Exercise directions
Repeat each line word for word.

----- Material provided

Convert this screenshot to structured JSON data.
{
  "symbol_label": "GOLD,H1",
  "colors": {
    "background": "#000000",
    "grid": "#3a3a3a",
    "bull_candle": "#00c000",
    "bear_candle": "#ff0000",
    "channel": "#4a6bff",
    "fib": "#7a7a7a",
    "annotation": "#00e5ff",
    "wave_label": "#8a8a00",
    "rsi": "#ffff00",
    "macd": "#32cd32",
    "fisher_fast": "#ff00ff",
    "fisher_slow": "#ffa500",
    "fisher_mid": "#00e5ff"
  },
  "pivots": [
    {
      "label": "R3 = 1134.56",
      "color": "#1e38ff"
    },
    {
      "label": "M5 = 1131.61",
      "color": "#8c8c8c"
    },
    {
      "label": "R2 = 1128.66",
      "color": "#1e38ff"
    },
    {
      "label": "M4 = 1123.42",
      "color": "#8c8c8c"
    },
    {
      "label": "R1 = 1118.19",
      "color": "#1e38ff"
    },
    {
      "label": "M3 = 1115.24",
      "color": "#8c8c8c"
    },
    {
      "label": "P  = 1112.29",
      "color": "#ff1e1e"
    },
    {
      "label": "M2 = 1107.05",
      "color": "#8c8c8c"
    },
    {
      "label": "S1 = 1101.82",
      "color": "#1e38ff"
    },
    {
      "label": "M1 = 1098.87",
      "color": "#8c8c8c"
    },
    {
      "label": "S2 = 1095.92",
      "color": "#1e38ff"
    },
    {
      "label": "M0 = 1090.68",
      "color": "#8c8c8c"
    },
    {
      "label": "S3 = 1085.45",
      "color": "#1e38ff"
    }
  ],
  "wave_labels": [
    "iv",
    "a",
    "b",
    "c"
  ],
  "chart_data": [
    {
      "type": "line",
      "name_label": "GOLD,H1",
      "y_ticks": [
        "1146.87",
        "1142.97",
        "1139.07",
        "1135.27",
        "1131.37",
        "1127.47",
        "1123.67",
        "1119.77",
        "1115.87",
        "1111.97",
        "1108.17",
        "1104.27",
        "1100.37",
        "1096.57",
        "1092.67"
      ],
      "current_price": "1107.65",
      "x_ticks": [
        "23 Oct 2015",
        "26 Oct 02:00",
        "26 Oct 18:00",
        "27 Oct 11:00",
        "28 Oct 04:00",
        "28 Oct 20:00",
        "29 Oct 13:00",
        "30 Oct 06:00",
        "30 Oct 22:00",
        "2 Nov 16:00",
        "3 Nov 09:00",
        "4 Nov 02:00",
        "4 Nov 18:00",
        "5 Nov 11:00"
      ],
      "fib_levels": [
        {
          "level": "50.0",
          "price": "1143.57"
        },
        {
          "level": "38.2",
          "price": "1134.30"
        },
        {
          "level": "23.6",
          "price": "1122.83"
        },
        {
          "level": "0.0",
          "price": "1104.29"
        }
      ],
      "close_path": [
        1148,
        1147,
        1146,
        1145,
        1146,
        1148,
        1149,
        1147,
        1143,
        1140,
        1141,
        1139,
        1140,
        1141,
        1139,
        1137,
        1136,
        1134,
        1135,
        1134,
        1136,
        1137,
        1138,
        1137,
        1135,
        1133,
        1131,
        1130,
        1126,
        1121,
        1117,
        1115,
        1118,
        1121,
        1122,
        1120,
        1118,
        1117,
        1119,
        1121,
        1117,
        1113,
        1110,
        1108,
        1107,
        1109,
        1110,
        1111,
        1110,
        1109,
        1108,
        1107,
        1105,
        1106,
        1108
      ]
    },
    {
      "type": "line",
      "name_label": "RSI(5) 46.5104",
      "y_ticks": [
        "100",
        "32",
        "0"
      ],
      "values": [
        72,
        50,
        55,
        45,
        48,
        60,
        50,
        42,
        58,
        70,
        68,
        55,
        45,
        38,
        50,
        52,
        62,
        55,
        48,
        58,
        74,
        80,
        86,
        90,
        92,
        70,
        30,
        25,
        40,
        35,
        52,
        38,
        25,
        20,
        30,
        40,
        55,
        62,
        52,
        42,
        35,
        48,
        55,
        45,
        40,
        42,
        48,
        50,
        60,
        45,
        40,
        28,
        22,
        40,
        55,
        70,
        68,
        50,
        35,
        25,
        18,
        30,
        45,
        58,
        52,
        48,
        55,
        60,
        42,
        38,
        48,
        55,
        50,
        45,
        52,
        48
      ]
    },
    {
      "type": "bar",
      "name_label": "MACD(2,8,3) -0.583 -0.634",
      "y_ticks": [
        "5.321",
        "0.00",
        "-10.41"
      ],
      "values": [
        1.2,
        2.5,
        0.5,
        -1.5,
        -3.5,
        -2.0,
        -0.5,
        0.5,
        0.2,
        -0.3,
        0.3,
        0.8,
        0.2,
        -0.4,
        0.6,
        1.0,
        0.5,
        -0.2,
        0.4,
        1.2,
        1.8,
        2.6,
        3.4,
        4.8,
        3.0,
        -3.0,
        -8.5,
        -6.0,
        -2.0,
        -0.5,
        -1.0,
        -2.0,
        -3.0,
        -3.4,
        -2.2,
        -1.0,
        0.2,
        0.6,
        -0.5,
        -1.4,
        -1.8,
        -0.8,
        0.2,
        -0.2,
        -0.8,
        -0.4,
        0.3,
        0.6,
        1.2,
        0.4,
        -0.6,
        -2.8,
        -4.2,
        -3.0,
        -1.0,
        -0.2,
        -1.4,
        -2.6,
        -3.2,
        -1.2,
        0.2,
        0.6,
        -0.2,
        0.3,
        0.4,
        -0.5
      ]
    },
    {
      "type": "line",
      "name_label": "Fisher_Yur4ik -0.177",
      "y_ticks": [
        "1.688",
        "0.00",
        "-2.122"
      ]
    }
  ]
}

----------

Correct answer
Convert this screenshot to structured JSON data.
{
  "symbol_label": "GOLD,H1",
  "colors": {
    "background": "#000000",
    "grid": "#3a3a3a",
    "bull_candle": "#00c000",
    "bear_candle": "#ff0000",
    "channel": "#4a6bff",
    "fib": "#7a7a7a",
    "annotation": "#00e5ff",
    "wave_label": "#8a8a00",
    "rsi": "#ffff00",
    "macd": "#32cd32",
    "fisher_fast": "#ff00ff",
    "fisher_slow": "#ffa500",
    "fisher_mid": "#00e5ff"
  },
  "pivots": [
    {
      "label": "R3 = 1134.56",
      "color": "#1e38ff"
    },
    {
      "label": "M5 = 1131.61",
      "color": "#8c8c8c"
    },
    {
      "label": "R2 = 1128.66",
      "color": "#1e38ff"
    },
    {
      "label": "M4 = 1123.42",
      "color": "#8c8c8c"
    },
    {
      "label": "R1 = 1118.19",
      "color": "#1e38ff"
    },
    {
      "label": "M3 = 1115.24",
      "color": "#8c8c8c"
    },
    {
      "label": "P  = 1112.29",
      "color": "#ff1e1e"
    },
    {
      "label": "M2 = 1107.05",
      "color": "#8c8c8c"
    },
    {
      "label": "S1 = 1101.82",
      "color": "#1e38ff"
    },
    {
      "label": "M1 = 1098.87",
      "color": "#8c8c8c"
    },
    {
      "label": "S2 = 1095.92",
      "color": "#1e38ff"
    },
    {
      "label": "M0 = 1090.68",
      "color": "#8c8c8c"
    },
    {
      "label": "S3 = 1085.45",
      "color": "#1e38ff"
    }
  ],
  "wave_labels": [
    "iv",
    "a",
    "b",
    "c"
  ],
  "chart_data": [
    {
      "type": "line",
      "name_label": "GOLD,H1",
      "y_ticks": [
        "1146.87",
        "1142.97",
        "1139.07",
        "1135.27",
        "1131.37",
        "1127.47",
        "1123.67",
        "1119.77",
        "1115.87",
        "1111.97",
        "1108.17",
        "1104.27",
        "1100.37",
        "1096.57",
        "1092.67"
      ],
      "current_price": "1107.65",
      "x_ticks": [
        "23 Oct 2015",
        "26 Oct 02:00",
        "26 Oct 18:00",
        "27 Oct 11:00",
        "28 Oct 04:00",
        "28 Oct 20:00",
        "29 Oct 13:00",
        "30 Oct 06:00",
        "30 Oct 22:00",
        "2 Nov 16:00",
        "3 Nov 09:00",
        "4 Nov 02:00",
        "4 Nov 18:00",
        "5 Nov 11:00"
      ],
      "fib_levels": [
        {
          "level": "50.0",
          "price": "1143.57"
        },
        {
          "level": "38.2",
          "price": "1134.30"
        },
        {
          "level": "23.6",
          "price": "1122.83"
        },
        {
          "level": "0.0",
          "price": "1104.29"
        }
      ],
      "close_path": [
        1148,
        1147,
        1146,
        1145,
        1146,
        1148,
        1149,
        1147,
        1143,
        1140,
        1141,
        1139,
        1140,
        1141,
        1139,
        1137,
        1136,
        1134,
        1135,
        1134,
        1136,
        1137,
        1138,
        1137,
        1135,
        1133,
        1131,
        1130,
        1126,
        1121,
        1117,
        1115,
        1118,
        1121,
        1122,
        1120,
        1118,
        1117,
        1119,
        1121,
        1117,
        1113,
        1110,
        1108,
        1107,
        1109,
        1110,
        1111,
        1110,
        1109,
        1108,
        1107,
        1105,
        1106,
        1108
      ]
    },
    {
      "type": "line",
      "name_label": "RSI(5) 46.5104",
      "y_ticks": [
        "100",
        "32",
        "0"
      ],
      "values": [
        72,
        50,
        55,
        45,
        48,
        60,
        50,
        42,
        58,
        70,
        68,
        55,
        45,
        38,
        50,
        52,
        62,
        55,
        48,
        58,
        74,
        80,
        86,
        90,
        92,
        70,
        30,
        25,
        40,
        35,
        52,
        38,
        25,
        20,
        30,
        40,
        55,
        62,
        52,
        42,
        35,
        48,
        55,
        45,
        40,
        42,
        48,
        50,
        60,
        45,
        40,
        28,
        22,
        40,
        55,
        70,
        68,
        50,
        35,
        25,
        18,
        30,
        45,
        58,
        52,
        48,
        55,
        60,
        42,
        38,
        48,
        55,
        50,
        45,
        52,
        48
      ]
    },
    {
      "type": "bar",
      "name_label": "MACD(2,8,3) -0.583 -0.634",
      "y_ticks": [
        "5.321",
        "0.00",
        "-10.41"
      ],
      "values": [
        1.2,
        2.5,
        0.5,
        -1.5,
        -3.5,
        -2.0,
        -0.5,
        0.5,
        0.2,
        -0.3,
        0.3,
        0.8,
        0.2,
        -0.4,
        0.6,
        1.0,
        0.5,
        -0.2,
        0.4,
        1.2,
        1.8,
        2.6,
        3.4,
        4.8,
        3.0,
        -3.0,
        -8.5,
        -6.0,
        -2.0,
        -0.5,
        -1.0,
        -2.0,
        -3.0,
        -3.4,
        -2.2,
        -1.0,
        0.2,
        0.6,
        -0.5,
        -1.4,
        -1.8,
        -0.8,
        0.2,
        -0.2,
        -0.8,
        -0.4,
        0.3,
        0.6,
        1.2,
        0.4,
        -0.6,
        -2.8,
        -4.2,
        -3.0,
        -1.0,
        -0.2,
        -1.4,
        -2.6,
        -3.2,
        -1.2,
        0.2,
        0.6,
        -0.2,
        0.3,
        0.4,
        -0.5
      ]
    },
    {
      "type": "line",
      "name_label": "Fisher_Yur4ik -0.177",
      "y_ticks": [
        "1.688",
        "0.00",
        "-2.122"
      ]
    }
  ]
}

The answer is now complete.